▸ **What this task involves**
Scan the records for the string "instead"; copy each line where it occurs.

↓↓↓

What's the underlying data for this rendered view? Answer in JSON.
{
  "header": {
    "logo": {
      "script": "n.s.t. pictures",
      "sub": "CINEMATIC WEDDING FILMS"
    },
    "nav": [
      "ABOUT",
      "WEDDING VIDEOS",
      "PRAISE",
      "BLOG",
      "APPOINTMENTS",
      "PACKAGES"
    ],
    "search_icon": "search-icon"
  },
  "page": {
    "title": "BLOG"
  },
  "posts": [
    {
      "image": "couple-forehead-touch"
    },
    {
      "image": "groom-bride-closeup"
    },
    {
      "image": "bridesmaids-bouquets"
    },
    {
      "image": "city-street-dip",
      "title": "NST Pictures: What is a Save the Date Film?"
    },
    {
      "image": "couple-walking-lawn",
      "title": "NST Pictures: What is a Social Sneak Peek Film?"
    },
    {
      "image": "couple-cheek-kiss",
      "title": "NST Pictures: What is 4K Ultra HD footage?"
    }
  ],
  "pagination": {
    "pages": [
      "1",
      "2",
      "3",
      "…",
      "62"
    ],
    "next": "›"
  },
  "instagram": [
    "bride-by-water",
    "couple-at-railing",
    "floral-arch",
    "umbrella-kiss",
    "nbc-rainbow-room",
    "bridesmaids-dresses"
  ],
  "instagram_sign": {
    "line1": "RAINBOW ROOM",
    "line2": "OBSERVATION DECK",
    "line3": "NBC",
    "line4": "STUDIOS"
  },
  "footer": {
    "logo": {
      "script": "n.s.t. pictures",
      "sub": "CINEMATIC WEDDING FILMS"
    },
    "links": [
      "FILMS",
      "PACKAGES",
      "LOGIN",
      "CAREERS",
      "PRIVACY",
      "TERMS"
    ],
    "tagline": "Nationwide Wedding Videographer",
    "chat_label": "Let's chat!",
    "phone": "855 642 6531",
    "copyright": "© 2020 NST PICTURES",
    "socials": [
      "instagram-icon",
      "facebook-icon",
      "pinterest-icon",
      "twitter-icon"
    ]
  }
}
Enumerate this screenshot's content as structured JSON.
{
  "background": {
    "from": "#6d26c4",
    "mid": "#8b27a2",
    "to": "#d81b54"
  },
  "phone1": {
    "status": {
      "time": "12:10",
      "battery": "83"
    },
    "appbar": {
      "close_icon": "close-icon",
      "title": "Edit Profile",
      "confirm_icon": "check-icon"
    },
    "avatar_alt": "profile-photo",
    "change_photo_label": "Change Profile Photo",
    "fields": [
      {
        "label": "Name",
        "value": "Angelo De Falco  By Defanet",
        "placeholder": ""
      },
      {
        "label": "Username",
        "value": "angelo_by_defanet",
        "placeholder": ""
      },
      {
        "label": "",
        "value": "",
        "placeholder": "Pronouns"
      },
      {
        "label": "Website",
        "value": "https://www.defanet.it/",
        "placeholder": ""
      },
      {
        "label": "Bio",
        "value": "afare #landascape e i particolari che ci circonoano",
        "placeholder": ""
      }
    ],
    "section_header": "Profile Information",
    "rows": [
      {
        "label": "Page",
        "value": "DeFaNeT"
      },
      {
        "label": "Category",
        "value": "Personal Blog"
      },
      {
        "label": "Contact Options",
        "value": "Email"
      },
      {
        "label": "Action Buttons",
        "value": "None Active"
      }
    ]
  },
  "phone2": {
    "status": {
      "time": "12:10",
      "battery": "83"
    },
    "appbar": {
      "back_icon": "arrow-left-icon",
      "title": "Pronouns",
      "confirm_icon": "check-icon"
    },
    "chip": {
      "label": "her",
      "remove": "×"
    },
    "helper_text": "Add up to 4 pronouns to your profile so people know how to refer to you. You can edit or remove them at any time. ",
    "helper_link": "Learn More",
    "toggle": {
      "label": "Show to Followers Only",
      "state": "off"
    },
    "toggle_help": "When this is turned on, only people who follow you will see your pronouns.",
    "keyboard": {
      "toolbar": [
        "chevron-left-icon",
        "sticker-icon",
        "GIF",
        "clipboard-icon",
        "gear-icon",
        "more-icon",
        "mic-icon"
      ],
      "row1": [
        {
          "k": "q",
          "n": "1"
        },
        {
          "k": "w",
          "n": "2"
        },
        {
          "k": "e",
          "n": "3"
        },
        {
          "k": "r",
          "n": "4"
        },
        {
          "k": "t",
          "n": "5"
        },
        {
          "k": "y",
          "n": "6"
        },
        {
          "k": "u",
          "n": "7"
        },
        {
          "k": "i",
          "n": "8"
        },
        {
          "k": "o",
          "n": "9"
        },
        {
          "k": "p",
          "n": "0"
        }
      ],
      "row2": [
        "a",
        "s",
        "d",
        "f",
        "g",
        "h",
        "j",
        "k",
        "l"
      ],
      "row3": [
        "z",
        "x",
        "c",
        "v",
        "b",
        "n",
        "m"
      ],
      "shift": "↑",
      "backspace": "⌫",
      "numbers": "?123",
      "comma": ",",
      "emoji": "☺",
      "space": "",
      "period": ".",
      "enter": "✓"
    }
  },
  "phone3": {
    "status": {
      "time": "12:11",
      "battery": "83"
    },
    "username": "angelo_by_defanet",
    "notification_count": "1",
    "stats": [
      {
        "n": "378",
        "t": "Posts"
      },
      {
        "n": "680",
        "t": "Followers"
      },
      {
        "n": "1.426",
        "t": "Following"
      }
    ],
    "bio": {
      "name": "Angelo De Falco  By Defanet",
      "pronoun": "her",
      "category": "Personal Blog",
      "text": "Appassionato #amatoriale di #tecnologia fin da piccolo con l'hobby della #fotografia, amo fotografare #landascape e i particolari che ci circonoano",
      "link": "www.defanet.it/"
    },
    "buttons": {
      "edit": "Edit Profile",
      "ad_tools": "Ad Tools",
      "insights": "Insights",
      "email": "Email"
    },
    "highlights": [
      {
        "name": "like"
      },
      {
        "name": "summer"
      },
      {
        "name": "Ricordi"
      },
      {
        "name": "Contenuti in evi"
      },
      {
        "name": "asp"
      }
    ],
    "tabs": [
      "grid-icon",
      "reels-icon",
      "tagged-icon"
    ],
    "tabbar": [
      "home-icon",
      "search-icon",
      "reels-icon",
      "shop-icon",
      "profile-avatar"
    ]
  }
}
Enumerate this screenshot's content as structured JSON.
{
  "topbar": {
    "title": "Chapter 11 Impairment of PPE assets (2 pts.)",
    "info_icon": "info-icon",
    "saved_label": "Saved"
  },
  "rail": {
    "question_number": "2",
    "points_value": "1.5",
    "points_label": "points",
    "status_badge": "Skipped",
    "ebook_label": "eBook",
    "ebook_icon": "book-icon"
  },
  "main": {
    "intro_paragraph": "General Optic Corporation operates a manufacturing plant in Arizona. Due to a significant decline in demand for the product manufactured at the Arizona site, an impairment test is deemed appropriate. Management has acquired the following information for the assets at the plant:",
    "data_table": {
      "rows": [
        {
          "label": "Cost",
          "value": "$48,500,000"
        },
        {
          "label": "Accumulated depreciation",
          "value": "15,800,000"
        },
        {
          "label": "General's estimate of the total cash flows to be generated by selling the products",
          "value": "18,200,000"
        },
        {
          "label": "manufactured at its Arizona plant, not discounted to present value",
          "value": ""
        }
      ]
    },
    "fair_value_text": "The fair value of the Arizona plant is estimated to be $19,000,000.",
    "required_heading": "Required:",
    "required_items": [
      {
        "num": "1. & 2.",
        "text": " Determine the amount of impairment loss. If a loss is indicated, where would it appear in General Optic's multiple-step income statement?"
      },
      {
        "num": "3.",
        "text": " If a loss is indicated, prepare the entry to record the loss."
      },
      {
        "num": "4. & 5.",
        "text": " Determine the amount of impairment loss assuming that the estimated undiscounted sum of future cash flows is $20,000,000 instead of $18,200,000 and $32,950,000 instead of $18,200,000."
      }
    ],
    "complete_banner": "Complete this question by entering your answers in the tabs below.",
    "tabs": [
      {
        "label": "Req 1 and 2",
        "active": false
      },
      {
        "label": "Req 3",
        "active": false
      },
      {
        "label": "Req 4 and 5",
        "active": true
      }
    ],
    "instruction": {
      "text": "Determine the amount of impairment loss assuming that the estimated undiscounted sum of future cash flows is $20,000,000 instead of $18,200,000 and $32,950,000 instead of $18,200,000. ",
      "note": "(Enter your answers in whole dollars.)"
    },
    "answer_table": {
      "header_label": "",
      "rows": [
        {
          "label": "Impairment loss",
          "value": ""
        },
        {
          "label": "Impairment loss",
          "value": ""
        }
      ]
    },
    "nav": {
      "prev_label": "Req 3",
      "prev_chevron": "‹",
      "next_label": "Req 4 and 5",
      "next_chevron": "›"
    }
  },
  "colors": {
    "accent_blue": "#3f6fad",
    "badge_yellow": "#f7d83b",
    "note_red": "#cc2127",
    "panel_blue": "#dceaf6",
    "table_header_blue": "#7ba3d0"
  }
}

↑↑↑

▸ **Final answer**
        "text": " Determine the amount of impairment loss assuming that the estimated undiscounted sum of future cash flows is $20,000,000 instead of $18,200,000 and $32,950,000 instead of $18,200,000."
      "text": "Determine the amount of impairment loss assuming that the estimated undiscounted sum of future cash flows is $20,000,000 instead of $18,200,000 and $32,950,000 instead of $18,200,000. ",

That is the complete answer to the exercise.